• _Written problem_
Give the data again exactly as written, skipping any pictures.

• _Data extract_
□ □ □ □

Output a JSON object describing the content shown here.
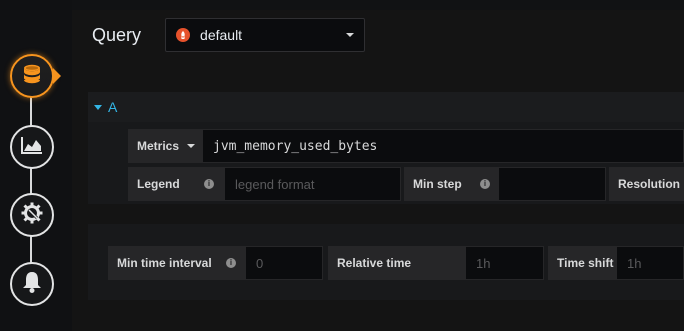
{
  "rail": {
    "items": [
      {
        "name": "database-icon",
        "active": true
      },
      {
        "name": "chart-area-icon",
        "active": false
      },
      {
        "name": "cog-wrench-icon",
        "active": false
      },
      {
        "name": "bell-icon",
        "active": false
      }
    ],
    "accent": "#f7941e"
  },
  "query": {
    "title": "Query",
    "datasource": "default",
    "datasource_icon": "prometheus-icon",
    "datasource_color": "#e6522c"
  },
  "target": {
    "ref_id": "A",
    "ref_color": "#33b5e5",
    "metrics_label": "Metrics",
    "expr": "jvm_memory_used_bytes",
    "legend_label": "Legend",
    "legend_placeholder": "legend format",
    "min_step_label": "Min step",
    "min_step_value": "",
    "resolution_label": "Resolution"
  },
  "options": {
    "min_interval_label": "Min time interval",
    "min_interval_placeholder": "0",
    "relative_time_label": "Relative time",
    "relative_time_placeholder": "1h",
    "time_shift_label": "Time shift",
    "time_shift_placeholder": "1h"
  }
}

□ □ □ □

• _Result for this task_
Output a JSON object describing the content shown here.
{
  "rail": {
    "items": [
      {
        "name": "database-icon",
        "active": true
      },
      {
        "name": "chart-area-icon",
        "active": false
      },
      {
        "name": "cog-wrench-icon",
        "active": false
      },
      {
        "name": "bell-icon",
        "active": false
      }
    ],
    "accent": "#f7941e"
  },
  "query": {
    "title": "Query",
    "datasource": "default",
    "datasource_icon": "prometheus-icon",
    "datasource_color": "#e6522c"
  },
  "target": {
    "ref_id": "A",
    "ref_color": "#33b5e5",
    "metrics_label": "Metrics",
    "expr": "jvm_memory_used_bytes",
    "legend_label": "Legend",
    "legend_placeholder": "legend format",
    "min_step_label": "Min step",
    "min_step_value": "",
    "resolution_label": "Resolution"
  },
  "options": {
    "min_interval_label": "Min time interval",
    "min_interval_placeholder": "0",
    "relative_time_label": "Relative time",
    "relative_time_placeholder": "1h",
    "time_shift_label": "Time shift",
    "time_shift_placeholder": "1h"
  }
}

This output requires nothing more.